Work instructions: Extract every line of the material below and reproduce it faithfully.

Records for the exercise:
══════

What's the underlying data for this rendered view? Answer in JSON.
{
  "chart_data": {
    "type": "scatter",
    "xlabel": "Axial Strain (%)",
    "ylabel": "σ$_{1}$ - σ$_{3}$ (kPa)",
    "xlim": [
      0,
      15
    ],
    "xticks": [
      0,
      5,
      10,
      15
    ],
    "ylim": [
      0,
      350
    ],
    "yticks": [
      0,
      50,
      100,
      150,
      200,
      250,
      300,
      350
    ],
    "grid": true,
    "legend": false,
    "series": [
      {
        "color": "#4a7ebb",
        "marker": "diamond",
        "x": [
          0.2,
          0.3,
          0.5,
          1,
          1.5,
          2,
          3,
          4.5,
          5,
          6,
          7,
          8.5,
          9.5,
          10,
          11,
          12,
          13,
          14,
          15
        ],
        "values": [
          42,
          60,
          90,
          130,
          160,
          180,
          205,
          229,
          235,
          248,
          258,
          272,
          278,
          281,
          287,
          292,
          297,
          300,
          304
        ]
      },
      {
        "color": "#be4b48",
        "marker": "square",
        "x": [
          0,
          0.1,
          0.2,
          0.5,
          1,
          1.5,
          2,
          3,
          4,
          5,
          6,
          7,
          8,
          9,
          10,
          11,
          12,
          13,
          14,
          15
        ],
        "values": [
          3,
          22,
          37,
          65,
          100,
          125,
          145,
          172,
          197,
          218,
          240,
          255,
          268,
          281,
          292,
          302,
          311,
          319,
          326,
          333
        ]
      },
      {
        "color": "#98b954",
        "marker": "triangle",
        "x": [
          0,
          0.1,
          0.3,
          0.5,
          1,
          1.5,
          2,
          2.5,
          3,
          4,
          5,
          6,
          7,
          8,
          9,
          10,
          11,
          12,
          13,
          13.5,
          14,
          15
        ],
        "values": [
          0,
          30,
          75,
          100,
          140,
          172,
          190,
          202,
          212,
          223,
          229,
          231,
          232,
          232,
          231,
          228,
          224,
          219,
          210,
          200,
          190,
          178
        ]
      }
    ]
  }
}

══════

The answer:
What's the underlying data for this rendered view? Answer in JSON.
{
  "chart_data": {
    "type": "scatter",
    "xlabel": "Axial Strain (%)",
    "ylabel": "σ$_{1}$ - σ$_{3}$ (kPa)",
    "xlim": [
      0,
      15
    ],
    "xticks": [
      0,
      5,
      10,
      15
    ],
    "ylim": [
      0,
      350
    ],
    "yticks": [
      0,
      50,
      100,
      150,
      200,
      250,
      300,
      350
    ],
    "grid": true,
    "legend": false,
    "series": [
      {
        "color": "#4a7ebb",
        "marker": "diamond",
        "x": [
          0.2,
          0.3,
          0.5,
          1,
          1.5,
          2,
          3,
          4.5,
          5,
          6,
          7,
          8.5,
          9.5,
          10,
          11,
          12,
          13,
          14,
          15
        ],
        "values": [
          42,
          60,
          90,
          130,
          160,
          180,
          205,
          229,
          235,
          248,
          258,
          272,
          278,
          281,
          287,
          292,
          297,
          300,
          304
        ]
      },
      {
        "color": "#be4b48",
        "marker": "square",
        "x": [
          0,
          0.1,
          0.2,
          0.5,
          1,
          1.5,
          2,
          3,
          4,
          5,
          6,
          7,
          8,
          9,
          10,
          11,
          12,
          13,
          14,
          15
        ],
        "values": [
          3,
          22,
          37,
          65,
          100,
          125,
          145,
          172,
          197,
          218,
          240,
          255,
          268,
          281,
          292,
          302,
          311,
          319,
          326,
          333
        ]
      },
      {
        "color": "#98b954",
        "marker": "triangle",
        "x": [
          0,
          0.1,
          0.3,
          0.5,
          1,
          1.5,
          2,
          2.5,
          3,
          4,
          5,
          6,
          7,
          8,
          9,
          10,
          11,
          12,
          13,
          13.5,
          14,
          15
        ],
        "values": [
          0,
          30,
          75,
          100,
          140,
          172,
          190,
          202,
          212,
          223,
          229,
          231,
          232,
          232,
          231,
          228,
          224,
          219,
          210,
          200,
          190,
          178
        ]
      }
    ]
  }
}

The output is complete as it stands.